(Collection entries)
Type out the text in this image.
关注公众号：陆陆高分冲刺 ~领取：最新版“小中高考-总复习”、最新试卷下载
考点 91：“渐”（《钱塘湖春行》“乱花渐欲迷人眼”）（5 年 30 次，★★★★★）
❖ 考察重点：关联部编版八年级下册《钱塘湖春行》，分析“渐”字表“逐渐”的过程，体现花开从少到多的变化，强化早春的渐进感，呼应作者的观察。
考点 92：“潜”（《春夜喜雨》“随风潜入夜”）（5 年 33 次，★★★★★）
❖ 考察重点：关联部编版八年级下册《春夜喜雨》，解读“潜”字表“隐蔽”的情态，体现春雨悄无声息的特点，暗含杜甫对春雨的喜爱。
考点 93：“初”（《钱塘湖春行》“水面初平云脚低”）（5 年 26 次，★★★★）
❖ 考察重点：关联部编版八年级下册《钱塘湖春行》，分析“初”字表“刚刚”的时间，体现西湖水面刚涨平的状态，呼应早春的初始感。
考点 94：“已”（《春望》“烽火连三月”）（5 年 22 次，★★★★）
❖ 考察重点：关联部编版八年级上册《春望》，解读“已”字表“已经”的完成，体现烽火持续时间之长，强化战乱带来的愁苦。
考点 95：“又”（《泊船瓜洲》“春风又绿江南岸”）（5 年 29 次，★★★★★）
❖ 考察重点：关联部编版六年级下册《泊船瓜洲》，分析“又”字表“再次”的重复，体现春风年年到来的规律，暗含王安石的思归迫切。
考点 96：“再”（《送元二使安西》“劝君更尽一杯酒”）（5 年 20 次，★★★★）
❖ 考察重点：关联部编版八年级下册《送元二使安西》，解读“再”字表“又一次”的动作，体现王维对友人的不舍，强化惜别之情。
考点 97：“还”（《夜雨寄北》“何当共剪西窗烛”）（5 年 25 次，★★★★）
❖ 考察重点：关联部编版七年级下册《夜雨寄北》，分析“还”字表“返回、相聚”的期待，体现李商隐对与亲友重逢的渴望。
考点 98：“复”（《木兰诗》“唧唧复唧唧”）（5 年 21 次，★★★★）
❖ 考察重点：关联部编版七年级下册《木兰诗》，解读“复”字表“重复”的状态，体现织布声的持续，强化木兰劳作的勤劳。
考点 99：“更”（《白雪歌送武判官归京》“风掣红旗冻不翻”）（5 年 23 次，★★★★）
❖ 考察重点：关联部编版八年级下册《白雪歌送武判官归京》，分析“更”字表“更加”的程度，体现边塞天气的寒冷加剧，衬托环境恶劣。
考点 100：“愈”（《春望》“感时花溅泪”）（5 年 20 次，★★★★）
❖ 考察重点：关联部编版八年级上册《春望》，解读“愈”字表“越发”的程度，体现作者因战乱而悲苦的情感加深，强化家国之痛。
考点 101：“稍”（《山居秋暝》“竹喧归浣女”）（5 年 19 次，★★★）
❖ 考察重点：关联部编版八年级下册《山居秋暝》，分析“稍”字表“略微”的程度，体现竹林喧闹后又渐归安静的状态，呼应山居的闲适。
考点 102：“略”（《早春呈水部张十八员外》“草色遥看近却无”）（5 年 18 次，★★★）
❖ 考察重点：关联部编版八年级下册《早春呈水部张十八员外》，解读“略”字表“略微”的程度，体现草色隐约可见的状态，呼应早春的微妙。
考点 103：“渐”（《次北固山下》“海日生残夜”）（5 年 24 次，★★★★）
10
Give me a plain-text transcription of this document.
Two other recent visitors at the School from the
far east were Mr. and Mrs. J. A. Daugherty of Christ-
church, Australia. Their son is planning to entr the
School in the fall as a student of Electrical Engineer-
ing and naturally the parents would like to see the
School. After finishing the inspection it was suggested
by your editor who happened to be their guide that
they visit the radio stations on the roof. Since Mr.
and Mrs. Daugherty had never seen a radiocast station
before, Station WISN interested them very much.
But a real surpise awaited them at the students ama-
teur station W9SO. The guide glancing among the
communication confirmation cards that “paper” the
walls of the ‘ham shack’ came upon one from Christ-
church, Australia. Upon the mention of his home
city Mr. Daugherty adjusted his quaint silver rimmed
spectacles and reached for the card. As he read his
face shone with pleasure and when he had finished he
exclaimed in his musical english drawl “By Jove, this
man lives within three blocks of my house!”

**Aim of the exercise**
Across the records, how many lines contain "早春呈水部张十八员外"? Only the number should be given.

**Complete output**
2